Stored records
_____

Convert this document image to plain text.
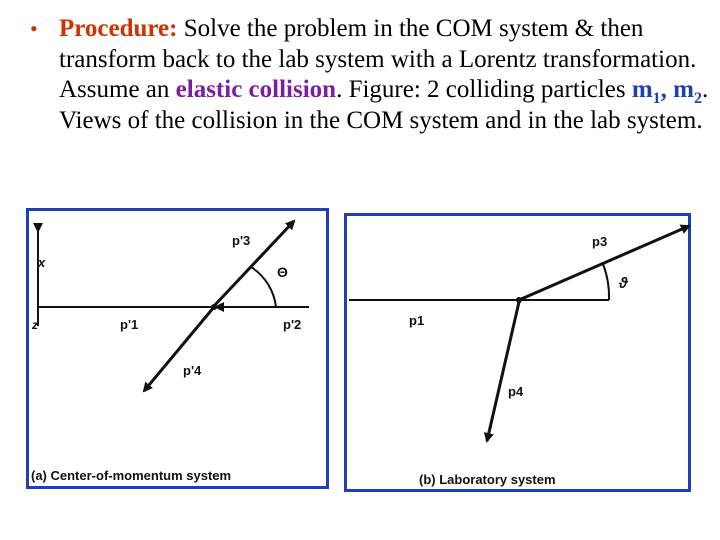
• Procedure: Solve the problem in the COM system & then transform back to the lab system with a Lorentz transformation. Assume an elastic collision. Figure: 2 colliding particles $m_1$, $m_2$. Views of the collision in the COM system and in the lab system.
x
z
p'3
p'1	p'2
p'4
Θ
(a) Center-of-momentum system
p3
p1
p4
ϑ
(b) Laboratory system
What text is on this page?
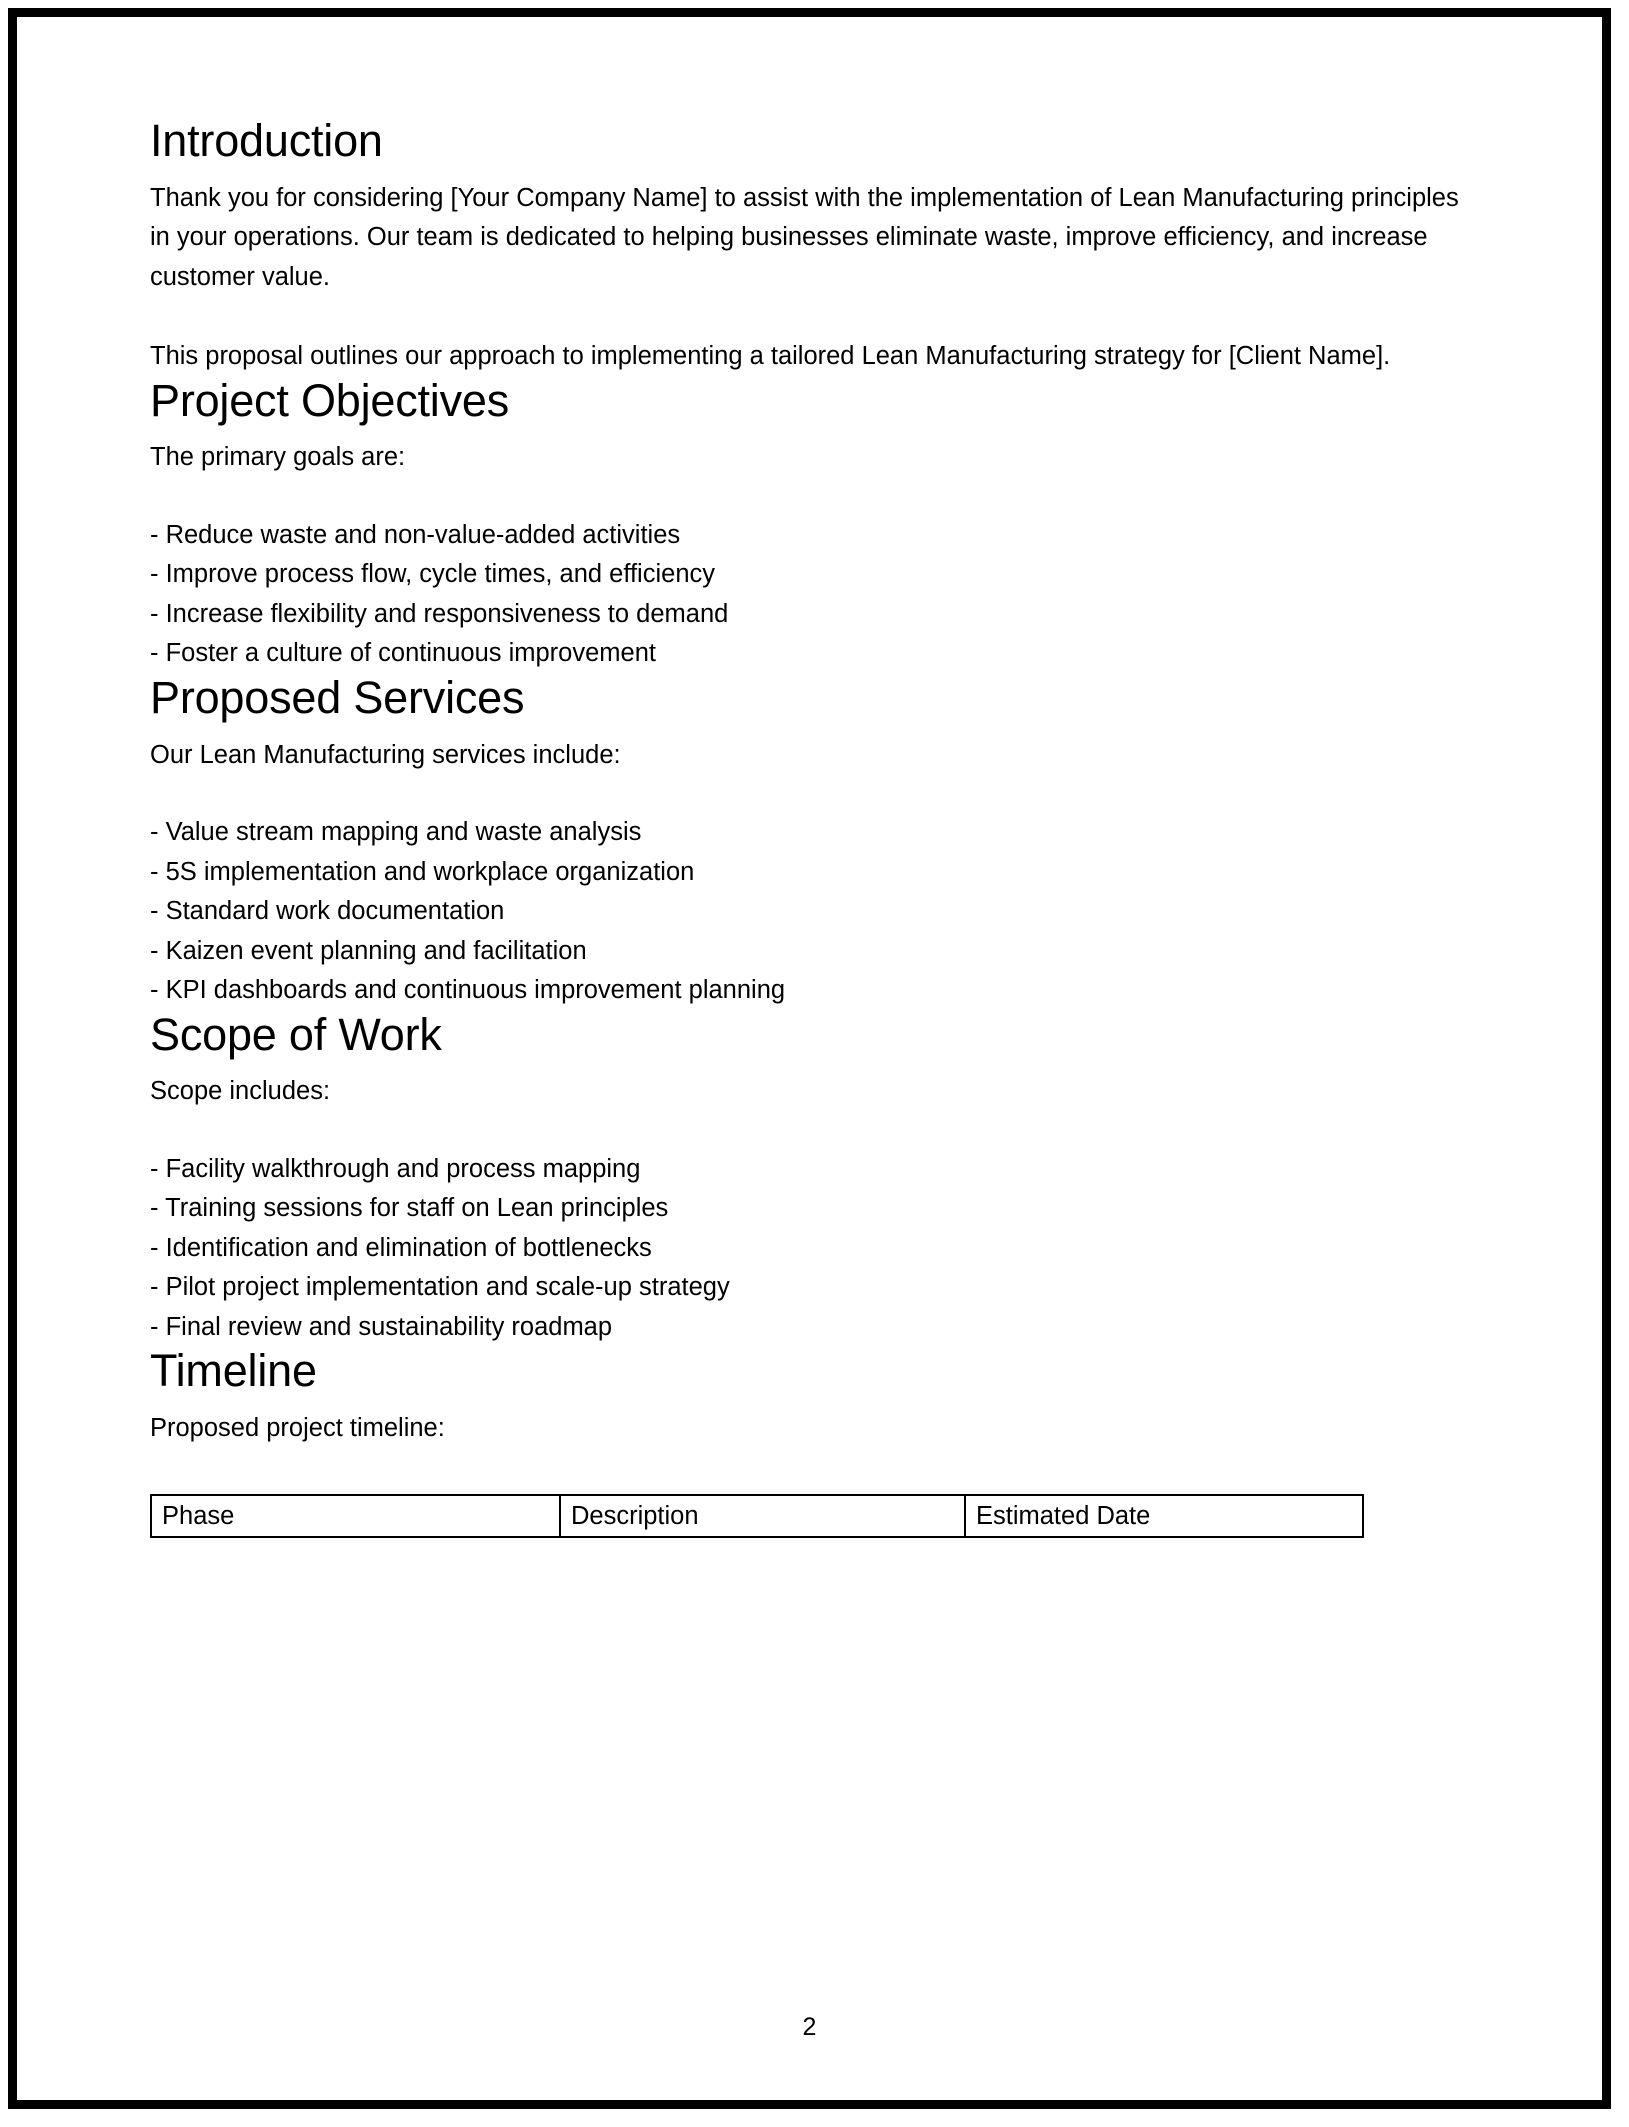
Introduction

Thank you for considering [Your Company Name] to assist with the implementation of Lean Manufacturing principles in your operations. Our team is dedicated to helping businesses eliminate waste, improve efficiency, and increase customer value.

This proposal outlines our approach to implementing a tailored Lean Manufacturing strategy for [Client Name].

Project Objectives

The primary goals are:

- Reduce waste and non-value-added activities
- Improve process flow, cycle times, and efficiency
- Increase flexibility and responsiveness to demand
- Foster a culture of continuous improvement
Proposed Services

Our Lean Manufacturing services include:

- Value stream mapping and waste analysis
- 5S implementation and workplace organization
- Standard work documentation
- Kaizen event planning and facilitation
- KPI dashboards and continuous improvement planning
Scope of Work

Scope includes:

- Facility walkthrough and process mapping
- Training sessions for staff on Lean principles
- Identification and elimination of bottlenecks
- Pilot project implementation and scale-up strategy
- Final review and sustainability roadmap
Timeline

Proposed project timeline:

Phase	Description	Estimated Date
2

_____

Given instruction: Repeat every record above exactly, but leave out any pictures.

Expected answer:
Convert this document image to plain text.
• Procedure: Solve the problem in the COM system & then transform back to the lab system with a Lorentz transformation. Assume an elastic collision. Figure: 2 colliding particles $m_1$, $m_2$. Views of the collision in the COM system and in the lab system.
x
z
p'3
p'1	p'2
p'4
Θ
(a) Center-of-momentum system
p3
p1
p4
ϑ
(b) Laboratory system
What text is on this page?
Introduction

Thank you for considering [Your Company Name] to assist with the implementation of Lean Manufacturing principles in your operations. Our team is dedicated to helping businesses eliminate waste, improve efficiency, and increase customer value.

This proposal outlines our approach to implementing a tailored Lean Manufacturing strategy for [Client Name].

Project Objectives

The primary goals are:

- Reduce waste and non-value-added activities
- Improve process flow, cycle times, and efficiency
- Increase flexibility and responsiveness to demand
- Foster a culture of continuous improvement
Proposed Services

Our Lean Manufacturing services include:

- Value stream mapping and waste analysis
- 5S implementation and workplace organization
- Standard work documentation
- Kaizen event planning and facilitation
- KPI dashboards and continuous improvement planning
Scope of Work

Scope includes:

- Facility walkthrough and process mapping
- Training sessions for staff on Lean principles
- Identification and elimination of bottlenecks
- Pilot project implementation and scale-up strategy
- Final review and sustainability roadmap
Timeline

Proposed project timeline:

Phase	Description	Estimated Date
2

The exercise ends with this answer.